# What to produce
Give the listing again exactly, omitting its images.

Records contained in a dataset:
════════════════════

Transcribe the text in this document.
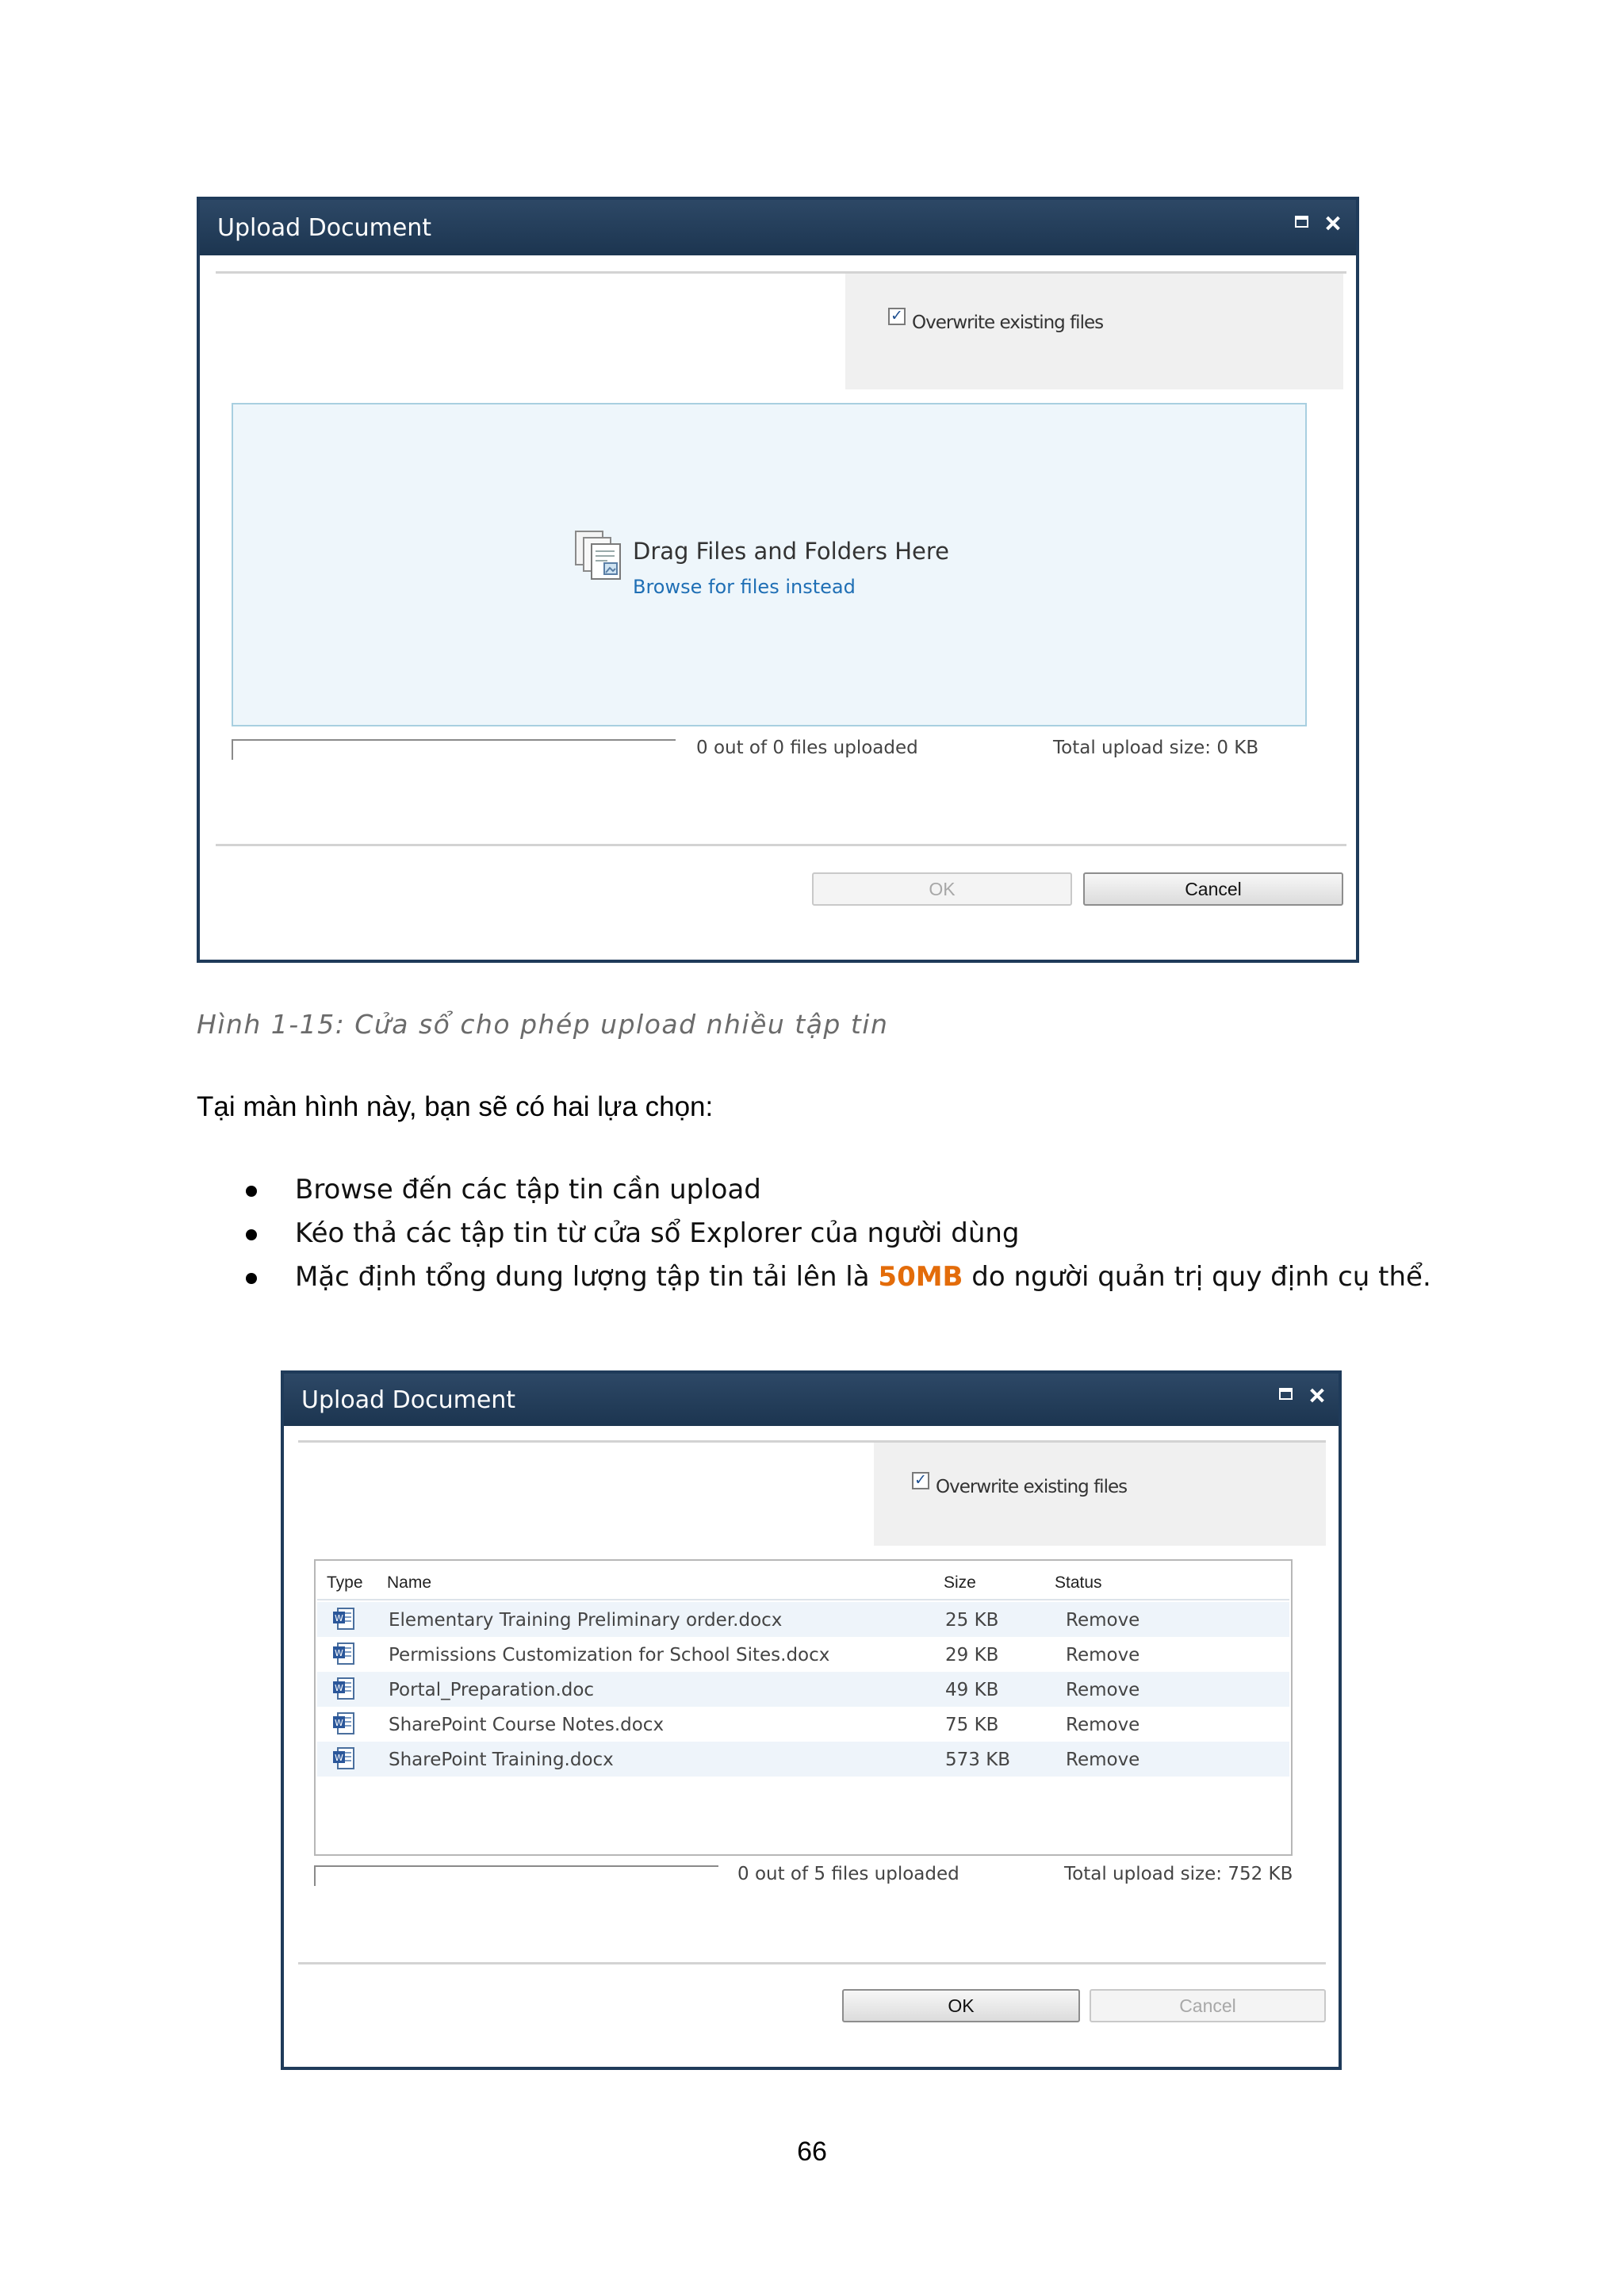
Upload Document
✓ Overwrite existing files
Drag Files and Folders Here
Browse for files instead
0 out of 0 files uploaded	Total upload size: 0 KB
OK	Cancel
Hình 1-15: Cửa sổ cho phép upload nhiều tập tin
Tại màn hình này, bạn sẽ có hai lựa chọn:
Browse đến các tập tin cần upload
Kéo thả các tập tin từ cửa sổ Explorer của người dùng
Mặc định tổng dung lượng tập tin tải lên là 50MB do người quản trị quy định cụ thể.
Upload Document
✓ Overwrite existing files
Type Name	Size	Status
W Elementary Training Preliminary order.docx	25 KB	Remove
W Permissions Customization for School Sites.docx	29 KB	Remove
W Portal_Preparation.doc	49 KB	Remove
W SharePoint Course Notes.docx	75 KB	Remove
W SharePoint Training.docx	573 KB	Remove
0 out of 5 files uploaded	Total upload size: 752 KB
OK	Cancel
66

════════════════════

# Solution to the exercise
Transcribe the text in this document.
Upload Document
✓ Overwrite existing files
Drag Files and Folders Here
Browse for files instead
0 out of 0 files uploaded	Total upload size: 0 KB
OK	Cancel
Hình 1-15: Cửa sổ cho phép upload nhiều tập tin
Tại màn hình này, bạn sẽ có hai lựa chọn:
Browse đến các tập tin cần upload
Kéo thả các tập tin từ cửa sổ Explorer của người dùng
Mặc định tổng dung lượng tập tin tải lên là 50MB do người quản trị quy định cụ thể.
Upload Document
✓ Overwrite existing files
Type Name	Size	Status
W Elementary Training Preliminary order.docx	25 KB	Remove
W Permissions Customization for School Sites.docx	29 KB	Remove
W Portal_Preparation.doc	49 KB	Remove
W SharePoint Course Notes.docx	75 KB	Remove
W SharePoint Training.docx	573 KB	Remove
0 out of 5 files uploaded	Total upload size: 752 KB
OK	Cancel
66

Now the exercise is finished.